▸ **Instructions for the task**
Write the material out again exactly.

Dataset entries:
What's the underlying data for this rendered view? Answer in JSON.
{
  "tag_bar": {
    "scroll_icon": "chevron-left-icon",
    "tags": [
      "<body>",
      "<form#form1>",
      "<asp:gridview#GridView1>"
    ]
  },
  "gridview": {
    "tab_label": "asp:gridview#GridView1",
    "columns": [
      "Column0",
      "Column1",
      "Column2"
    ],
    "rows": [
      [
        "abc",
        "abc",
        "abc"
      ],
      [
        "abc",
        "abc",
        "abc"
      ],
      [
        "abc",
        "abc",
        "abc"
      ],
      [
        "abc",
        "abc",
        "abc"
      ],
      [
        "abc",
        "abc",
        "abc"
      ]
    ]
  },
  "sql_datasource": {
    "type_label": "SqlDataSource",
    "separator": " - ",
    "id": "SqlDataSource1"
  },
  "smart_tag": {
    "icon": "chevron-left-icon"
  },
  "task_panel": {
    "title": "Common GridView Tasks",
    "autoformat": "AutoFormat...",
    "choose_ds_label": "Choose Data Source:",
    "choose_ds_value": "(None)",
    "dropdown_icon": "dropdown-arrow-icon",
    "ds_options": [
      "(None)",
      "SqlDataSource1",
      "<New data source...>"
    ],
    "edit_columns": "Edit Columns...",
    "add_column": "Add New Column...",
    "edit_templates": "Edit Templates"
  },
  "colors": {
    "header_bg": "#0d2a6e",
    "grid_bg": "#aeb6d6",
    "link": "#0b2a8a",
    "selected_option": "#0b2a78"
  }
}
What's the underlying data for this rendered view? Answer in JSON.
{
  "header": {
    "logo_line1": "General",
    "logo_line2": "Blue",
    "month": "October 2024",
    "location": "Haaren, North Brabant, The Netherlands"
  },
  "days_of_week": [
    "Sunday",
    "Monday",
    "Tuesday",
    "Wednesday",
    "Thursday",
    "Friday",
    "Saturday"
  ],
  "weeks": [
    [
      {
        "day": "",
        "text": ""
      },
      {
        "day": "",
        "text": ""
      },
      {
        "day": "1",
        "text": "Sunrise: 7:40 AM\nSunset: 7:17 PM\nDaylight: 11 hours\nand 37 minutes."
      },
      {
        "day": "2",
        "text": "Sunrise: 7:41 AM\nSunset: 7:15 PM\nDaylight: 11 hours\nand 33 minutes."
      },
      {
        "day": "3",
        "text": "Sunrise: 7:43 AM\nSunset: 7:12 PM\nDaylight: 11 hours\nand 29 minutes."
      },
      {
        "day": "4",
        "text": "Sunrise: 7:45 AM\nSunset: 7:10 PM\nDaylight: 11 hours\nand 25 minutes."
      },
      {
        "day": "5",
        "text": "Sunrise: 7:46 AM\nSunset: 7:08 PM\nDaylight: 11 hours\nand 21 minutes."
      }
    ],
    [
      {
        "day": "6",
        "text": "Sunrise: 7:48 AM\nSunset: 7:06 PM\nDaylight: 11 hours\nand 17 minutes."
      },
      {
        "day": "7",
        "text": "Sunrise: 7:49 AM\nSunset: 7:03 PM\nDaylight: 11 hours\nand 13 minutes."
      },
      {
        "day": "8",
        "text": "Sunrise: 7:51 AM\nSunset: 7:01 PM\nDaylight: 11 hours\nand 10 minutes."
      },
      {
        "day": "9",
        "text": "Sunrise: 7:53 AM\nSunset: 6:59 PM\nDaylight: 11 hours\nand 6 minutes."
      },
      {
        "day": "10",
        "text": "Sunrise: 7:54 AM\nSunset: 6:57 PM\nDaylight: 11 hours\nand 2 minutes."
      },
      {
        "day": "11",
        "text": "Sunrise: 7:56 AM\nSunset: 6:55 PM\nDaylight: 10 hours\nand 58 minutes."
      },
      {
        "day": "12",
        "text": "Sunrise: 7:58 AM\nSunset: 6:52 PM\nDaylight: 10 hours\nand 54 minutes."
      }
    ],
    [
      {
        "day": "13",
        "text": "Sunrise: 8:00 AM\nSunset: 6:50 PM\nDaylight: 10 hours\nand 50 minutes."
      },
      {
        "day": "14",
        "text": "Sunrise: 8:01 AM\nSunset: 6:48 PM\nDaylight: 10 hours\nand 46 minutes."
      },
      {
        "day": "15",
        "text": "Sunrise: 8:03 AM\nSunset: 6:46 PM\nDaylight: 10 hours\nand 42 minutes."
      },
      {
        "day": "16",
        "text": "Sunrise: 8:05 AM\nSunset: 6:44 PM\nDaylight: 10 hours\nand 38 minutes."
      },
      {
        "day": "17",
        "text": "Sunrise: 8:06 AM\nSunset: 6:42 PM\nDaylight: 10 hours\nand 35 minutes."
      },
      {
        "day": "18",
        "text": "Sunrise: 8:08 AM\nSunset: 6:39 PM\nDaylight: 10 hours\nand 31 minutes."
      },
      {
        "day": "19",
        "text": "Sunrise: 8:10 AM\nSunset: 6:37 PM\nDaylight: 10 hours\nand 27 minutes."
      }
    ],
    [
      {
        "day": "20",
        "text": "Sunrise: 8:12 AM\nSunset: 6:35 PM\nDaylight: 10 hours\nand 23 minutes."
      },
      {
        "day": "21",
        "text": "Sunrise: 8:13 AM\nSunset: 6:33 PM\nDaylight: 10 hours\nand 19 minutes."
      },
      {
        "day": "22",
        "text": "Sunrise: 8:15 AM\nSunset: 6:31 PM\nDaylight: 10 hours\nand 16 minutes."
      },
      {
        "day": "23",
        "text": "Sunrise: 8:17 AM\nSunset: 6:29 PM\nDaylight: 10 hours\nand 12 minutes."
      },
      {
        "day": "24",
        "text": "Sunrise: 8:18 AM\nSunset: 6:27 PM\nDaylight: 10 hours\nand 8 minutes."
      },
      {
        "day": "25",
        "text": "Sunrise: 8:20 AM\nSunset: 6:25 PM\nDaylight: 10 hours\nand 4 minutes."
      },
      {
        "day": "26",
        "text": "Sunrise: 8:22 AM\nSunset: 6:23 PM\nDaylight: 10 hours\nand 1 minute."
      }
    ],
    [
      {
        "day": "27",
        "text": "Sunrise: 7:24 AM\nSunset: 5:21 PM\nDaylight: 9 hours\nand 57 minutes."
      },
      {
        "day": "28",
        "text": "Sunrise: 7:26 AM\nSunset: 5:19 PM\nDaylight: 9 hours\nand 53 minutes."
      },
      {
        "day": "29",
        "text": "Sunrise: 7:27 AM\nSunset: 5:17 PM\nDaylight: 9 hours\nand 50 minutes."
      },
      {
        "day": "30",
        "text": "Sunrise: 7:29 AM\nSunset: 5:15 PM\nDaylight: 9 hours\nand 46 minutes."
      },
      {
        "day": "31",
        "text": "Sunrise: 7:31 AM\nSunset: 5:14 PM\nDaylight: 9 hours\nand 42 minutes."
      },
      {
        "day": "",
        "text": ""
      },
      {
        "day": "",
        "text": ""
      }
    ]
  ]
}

▸ **Response**
What's the underlying data for this rendered view? Answer in JSON.
{
  "tag_bar": {
    "scroll_icon": "chevron-left-icon",
    "tags": [
      "<body>",
      "<form#form1>",
      "<asp:gridview#GridView1>"
    ]
  },
  "gridview": {
    "tab_label": "asp:gridview#GridView1",
    "columns": [
      "Column0",
      "Column1",
      "Column2"
    ],
    "rows": [
      [
        "abc",
        "abc",
        "abc"
      ],
      [
        "abc",
        "abc",
        "abc"
      ],
      [
        "abc",
        "abc",
        "abc"
      ],
      [
        "abc",
        "abc",
        "abc"
      ],
      [
        "abc",
        "abc",
        "abc"
      ]
    ]
  },
  "sql_datasource": {
    "type_label": "SqlDataSource",
    "separator": " - ",
    "id": "SqlDataSource1"
  },
  "smart_tag": {
    "icon": "chevron-left-icon"
  },
  "task_panel": {
    "title": "Common GridView Tasks",
    "autoformat": "AutoFormat...",
    "choose_ds_label": "Choose Data Source:",
    "choose_ds_value": "(None)",
    "dropdown_icon": "dropdown-arrow-icon",
    "ds_options": [
      "(None)",
      "SqlDataSource1",
      "<New data source...>"
    ],
    "edit_columns": "Edit Columns...",
    "add_column": "Add New Column...",
    "edit_templates": "Edit Templates"
  },
  "colors": {
    "header_bg": "#0d2a6e",
    "grid_bg": "#aeb6d6",
    "link": "#0b2a8a",
    "selected_option": "#0b2a78"
  }
}
What's the underlying data for this rendered view? Answer in JSON.
{
  "header": {
    "logo_line1": "General",
    "logo_line2": "Blue",
    "month": "October 2024",
    "location": "Haaren, North Brabant, The Netherlands"
  },
  "days_of_week": [
    "Sunday",
    "Monday",
    "Tuesday",
    "Wednesday",
    "Thursday",
    "Friday",
    "Saturday"
  ],
  "weeks": [
    [
      {
        "day": "",
        "text": ""
      },
      {
        "day": "",
        "text": ""
      },
      {
        "day": "1",
        "text": "Sunrise: 7:40 AM\nSunset: 7:17 PM\nDaylight: 11 hours\nand 37 minutes."
      },
      {
        "day": "2",
        "text": "Sunrise: 7:41 AM\nSunset: 7:15 PM\nDaylight: 11 hours\nand 33 minutes."
      },
      {
        "day": "3",
        "text": "Sunrise: 7:43 AM\nSunset: 7:12 PM\nDaylight: 11 hours\nand 29 minutes."
      },
      {
        "day": "4",
        "text": "Sunrise: 7:45 AM\nSunset: 7:10 PM\nDaylight: 11 hours\nand 25 minutes."
      },
      {
        "day": "5",
        "text": "Sunrise: 7:46 AM\nSunset: 7:08 PM\nDaylight: 11 hours\nand 21 minutes."
      }
    ],
    [
      {
        "day": "6",
        "text": "Sunrise: 7:48 AM\nSunset: 7:06 PM\nDaylight: 11 hours\nand 17 minutes."
      },
      {
        "day": "7",
        "text": "Sunrise: 7:49 AM\nSunset: 7:03 PM\nDaylight: 11 hours\nand 13 minutes."
      },
      {
        "day": "8",
        "text": "Sunrise: 7:51 AM\nSunset: 7:01 PM\nDaylight: 11 hours\nand 10 minutes."
      },
      {
        "day": "9",
        "text": "Sunrise: 7:53 AM\nSunset: 6:59 PM\nDaylight: 11 hours\nand 6 minutes."
      },
      {
        "day": "10",
        "text": "Sunrise: 7:54 AM\nSunset: 6:57 PM\nDaylight: 11 hours\nand 2 minutes."
      },
      {
        "day": "11",
        "text": "Sunrise: 7:56 AM\nSunset: 6:55 PM\nDaylight: 10 hours\nand 58 minutes."
      },
      {
        "day": "12",
        "text": "Sunrise: 7:58 AM\nSunset: 6:52 PM\nDaylight: 10 hours\nand 54 minutes."
      }
    ],
    [
      {
        "day": "13",
        "text": "Sunrise: 8:00 AM\nSunset: 6:50 PM\nDaylight: 10 hours\nand 50 minutes."
      },
      {
        "day": "14",
        "text": "Sunrise: 8:01 AM\nSunset: 6:48 PM\nDaylight: 10 hours\nand 46 minutes."
      },
      {
        "day": "15",
        "text": "Sunrise: 8:03 AM\nSunset: 6:46 PM\nDaylight: 10 hours\nand 42 minutes."
      },
      {
        "day": "16",
        "text": "Sunrise: 8:05 AM\nSunset: 6:44 PM\nDaylight: 10 hours\nand 38 minutes."
      },
      {
        "day": "17",
        "text": "Sunrise: 8:06 AM\nSunset: 6:42 PM\nDaylight: 10 hours\nand 35 minutes."
      },
      {
        "day": "18",
        "text": "Sunrise: 8:08 AM\nSunset: 6:39 PM\nDaylight: 10 hours\nand 31 minutes."
      },
      {
        "day": "19",
        "text": "Sunrise: 8:10 AM\nSunset: 6:37 PM\nDaylight: 10 hours\nand 27 minutes."
      }
    ],
    [
      {
        "day": "20",
        "text": "Sunrise: 8:12 AM\nSunset: 6:35 PM\nDaylight: 10 hours\nand 23 minutes."
      },
      {
        "day": "21",
        "text": "Sunrise: 8:13 AM\nSunset: 6:33 PM\nDaylight: 10 hours\nand 19 minutes."
      },
      {
        "day": "22",
        "text": "Sunrise: 8:15 AM\nSunset: 6:31 PM\nDaylight: 10 hours\nand 16 minutes."
      },
      {
        "day": "23",
        "text": "Sunrise: 8:17 AM\nSunset: 6:29 PM\nDaylight: 10 hours\nand 12 minutes."
      },
      {
        "day": "24",
        "text": "Sunrise: 8:18 AM\nSunset: 6:27 PM\nDaylight: 10 hours\nand 8 minutes."
      },
      {
        "day": "25",
        "text": "Sunrise: 8:20 AM\nSunset: 6:25 PM\nDaylight: 10 hours\nand 4 minutes."
      },
      {
        "day": "26",
        "text": "Sunrise: 8:22 AM\nSunset: 6:23 PM\nDaylight: 10 hours\nand 1 minute."
      }
    ],
    [
      {
        "day": "27",
        "text": "Sunrise: 7:24 AM\nSunset: 5:21 PM\nDaylight: 9 hours\nand 57 minutes."
      },
      {
        "day": "28",
        "text": "Sunrise: 7:26 AM\nSunset: 5:19 PM\nDaylight: 9 hours\nand 53 minutes."
      },
      {
        "day": "29",
        "text": "Sunrise: 7:27 AM\nSunset: 5:17 PM\nDaylight: 9 hours\nand 50 minutes."
      },
      {
        "day": "30",
        "text": "Sunrise: 7:29 AM\nSunset: 5:15 PM\nDaylight: 9 hours\nand 46 minutes."
      },
      {
        "day": "31",
        "text": "Sunrise: 7:31 AM\nSunset: 5:14 PM\nDaylight: 9 hours\nand 42 minutes."
      },
      {
        "day": "",
        "text": ""
      },
      {
        "day": "",
        "text": ""
      }
    ]
  ]
}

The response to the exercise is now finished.